▶ [Description of the task]
Copy the items below exactly, from the very first line through the line containing "- data-label: 5.1: [392, 262, 409, 272]", with both ends included.

▶ [Raw data]
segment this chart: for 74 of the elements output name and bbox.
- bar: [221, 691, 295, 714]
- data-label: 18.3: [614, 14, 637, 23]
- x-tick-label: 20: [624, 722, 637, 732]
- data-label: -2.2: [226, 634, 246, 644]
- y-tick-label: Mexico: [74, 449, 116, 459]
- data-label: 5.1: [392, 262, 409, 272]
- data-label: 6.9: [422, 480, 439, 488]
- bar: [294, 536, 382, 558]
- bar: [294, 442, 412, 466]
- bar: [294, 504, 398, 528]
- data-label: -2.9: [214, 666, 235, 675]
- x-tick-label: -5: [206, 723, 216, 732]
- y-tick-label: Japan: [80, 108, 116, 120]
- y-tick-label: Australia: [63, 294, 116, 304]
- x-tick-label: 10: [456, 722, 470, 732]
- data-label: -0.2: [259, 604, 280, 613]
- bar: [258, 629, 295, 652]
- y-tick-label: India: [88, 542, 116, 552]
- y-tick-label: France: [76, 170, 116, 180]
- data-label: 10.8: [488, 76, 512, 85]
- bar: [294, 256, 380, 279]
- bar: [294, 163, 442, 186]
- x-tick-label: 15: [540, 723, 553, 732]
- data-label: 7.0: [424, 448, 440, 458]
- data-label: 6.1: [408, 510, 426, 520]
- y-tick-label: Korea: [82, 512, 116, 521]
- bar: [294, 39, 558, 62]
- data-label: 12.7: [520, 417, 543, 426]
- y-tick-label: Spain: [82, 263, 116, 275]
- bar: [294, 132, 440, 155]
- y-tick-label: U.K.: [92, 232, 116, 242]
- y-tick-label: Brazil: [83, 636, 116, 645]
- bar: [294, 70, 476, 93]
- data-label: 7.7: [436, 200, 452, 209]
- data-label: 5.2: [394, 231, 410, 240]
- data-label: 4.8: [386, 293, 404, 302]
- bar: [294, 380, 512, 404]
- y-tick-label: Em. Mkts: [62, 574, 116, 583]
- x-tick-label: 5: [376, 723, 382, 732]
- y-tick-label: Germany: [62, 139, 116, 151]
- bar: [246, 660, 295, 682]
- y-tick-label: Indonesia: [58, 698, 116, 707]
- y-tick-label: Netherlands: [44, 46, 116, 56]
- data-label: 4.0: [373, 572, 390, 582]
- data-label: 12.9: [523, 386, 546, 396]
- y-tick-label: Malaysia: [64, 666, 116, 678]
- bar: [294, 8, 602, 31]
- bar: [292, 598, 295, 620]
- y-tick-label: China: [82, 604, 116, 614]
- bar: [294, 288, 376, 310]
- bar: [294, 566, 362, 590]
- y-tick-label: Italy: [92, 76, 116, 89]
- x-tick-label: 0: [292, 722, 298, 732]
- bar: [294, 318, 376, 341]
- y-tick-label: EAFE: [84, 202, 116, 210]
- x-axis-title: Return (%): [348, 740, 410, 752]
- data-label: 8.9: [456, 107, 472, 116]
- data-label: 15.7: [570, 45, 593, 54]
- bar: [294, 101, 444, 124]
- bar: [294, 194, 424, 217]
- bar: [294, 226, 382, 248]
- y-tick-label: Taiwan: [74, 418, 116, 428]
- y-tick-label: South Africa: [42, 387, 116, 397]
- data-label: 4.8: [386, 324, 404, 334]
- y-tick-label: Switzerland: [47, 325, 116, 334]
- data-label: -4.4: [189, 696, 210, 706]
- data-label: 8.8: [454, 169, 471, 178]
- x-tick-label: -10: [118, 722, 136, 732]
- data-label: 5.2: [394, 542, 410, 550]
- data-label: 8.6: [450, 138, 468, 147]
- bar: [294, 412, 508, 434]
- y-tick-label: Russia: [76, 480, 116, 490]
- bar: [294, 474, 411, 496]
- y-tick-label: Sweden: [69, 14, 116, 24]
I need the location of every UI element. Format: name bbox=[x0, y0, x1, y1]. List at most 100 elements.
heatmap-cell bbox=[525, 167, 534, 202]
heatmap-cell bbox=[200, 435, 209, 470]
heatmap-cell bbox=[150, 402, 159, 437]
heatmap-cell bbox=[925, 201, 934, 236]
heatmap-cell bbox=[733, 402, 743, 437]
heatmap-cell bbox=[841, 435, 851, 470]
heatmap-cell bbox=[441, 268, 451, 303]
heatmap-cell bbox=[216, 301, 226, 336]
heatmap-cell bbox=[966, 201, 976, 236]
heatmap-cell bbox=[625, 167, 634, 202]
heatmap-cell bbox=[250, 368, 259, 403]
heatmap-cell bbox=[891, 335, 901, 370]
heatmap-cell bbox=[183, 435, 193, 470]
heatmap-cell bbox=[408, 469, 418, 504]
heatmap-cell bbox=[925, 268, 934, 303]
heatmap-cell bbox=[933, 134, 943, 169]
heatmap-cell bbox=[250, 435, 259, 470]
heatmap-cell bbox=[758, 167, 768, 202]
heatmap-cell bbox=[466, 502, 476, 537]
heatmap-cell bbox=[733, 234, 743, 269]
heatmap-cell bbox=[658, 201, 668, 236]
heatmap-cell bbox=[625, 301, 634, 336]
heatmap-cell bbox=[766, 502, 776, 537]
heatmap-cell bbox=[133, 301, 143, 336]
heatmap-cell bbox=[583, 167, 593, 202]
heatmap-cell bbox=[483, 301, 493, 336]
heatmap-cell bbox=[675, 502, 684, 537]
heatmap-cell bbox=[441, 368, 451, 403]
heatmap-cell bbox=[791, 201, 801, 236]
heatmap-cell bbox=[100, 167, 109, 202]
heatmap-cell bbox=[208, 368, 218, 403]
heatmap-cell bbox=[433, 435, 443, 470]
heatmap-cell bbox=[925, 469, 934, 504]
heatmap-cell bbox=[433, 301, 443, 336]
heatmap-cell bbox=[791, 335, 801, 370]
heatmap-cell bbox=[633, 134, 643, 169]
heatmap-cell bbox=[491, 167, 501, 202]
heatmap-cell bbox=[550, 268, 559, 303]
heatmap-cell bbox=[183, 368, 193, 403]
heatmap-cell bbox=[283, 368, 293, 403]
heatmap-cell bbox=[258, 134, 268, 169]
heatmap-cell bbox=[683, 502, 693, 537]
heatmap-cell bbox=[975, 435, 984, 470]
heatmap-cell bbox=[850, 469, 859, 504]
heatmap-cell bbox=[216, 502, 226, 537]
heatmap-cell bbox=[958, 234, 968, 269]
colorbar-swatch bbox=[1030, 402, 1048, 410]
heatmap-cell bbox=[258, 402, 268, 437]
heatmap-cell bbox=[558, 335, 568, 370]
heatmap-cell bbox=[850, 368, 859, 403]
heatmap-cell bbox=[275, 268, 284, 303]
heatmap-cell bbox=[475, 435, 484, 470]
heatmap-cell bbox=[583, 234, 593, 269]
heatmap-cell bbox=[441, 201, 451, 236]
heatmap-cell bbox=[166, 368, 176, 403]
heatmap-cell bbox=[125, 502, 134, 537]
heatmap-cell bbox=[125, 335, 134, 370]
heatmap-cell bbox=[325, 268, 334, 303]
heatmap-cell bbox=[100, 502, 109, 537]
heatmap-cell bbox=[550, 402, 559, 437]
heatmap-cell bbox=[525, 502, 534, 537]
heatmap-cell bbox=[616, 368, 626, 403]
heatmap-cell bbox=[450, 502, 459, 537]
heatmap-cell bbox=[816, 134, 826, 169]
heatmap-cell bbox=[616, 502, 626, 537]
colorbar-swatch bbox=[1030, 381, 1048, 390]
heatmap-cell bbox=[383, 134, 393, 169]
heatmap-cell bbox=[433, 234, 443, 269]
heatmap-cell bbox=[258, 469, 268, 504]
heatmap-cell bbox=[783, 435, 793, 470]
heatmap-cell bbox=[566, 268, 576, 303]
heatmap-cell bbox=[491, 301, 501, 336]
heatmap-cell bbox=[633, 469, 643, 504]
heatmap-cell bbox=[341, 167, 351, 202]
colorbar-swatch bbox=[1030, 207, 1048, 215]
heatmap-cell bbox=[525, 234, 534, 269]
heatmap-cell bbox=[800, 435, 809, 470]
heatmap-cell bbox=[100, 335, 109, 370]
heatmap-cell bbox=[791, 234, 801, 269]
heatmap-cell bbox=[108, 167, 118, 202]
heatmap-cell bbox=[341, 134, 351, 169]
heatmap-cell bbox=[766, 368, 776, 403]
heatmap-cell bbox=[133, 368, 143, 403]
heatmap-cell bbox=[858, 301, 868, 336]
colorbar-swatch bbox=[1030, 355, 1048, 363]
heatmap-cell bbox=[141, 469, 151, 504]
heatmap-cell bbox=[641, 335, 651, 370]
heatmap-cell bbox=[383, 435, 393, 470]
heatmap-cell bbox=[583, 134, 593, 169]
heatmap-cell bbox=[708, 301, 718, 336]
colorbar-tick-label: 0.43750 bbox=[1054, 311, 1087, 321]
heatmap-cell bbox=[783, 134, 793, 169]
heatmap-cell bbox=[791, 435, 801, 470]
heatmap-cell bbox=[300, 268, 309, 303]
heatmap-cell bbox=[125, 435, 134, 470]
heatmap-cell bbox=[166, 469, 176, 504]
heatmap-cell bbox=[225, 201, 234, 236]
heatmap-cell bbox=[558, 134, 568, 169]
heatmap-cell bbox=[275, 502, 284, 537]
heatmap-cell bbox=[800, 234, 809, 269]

▶ [Written response]
segment this chart: for 74 of the elements output name and bbox.
- bar: [221, 691, 295, 714]
- data-label: 18.3: [614, 14, 637, 23]
- x-tick-label: 20: [624, 722, 637, 732]
- data-label: -2.2: [226, 634, 246, 644]
- y-tick-label: Mexico: [74, 449, 116, 459]
- data-label: 5.1: [392, 262, 409, 272]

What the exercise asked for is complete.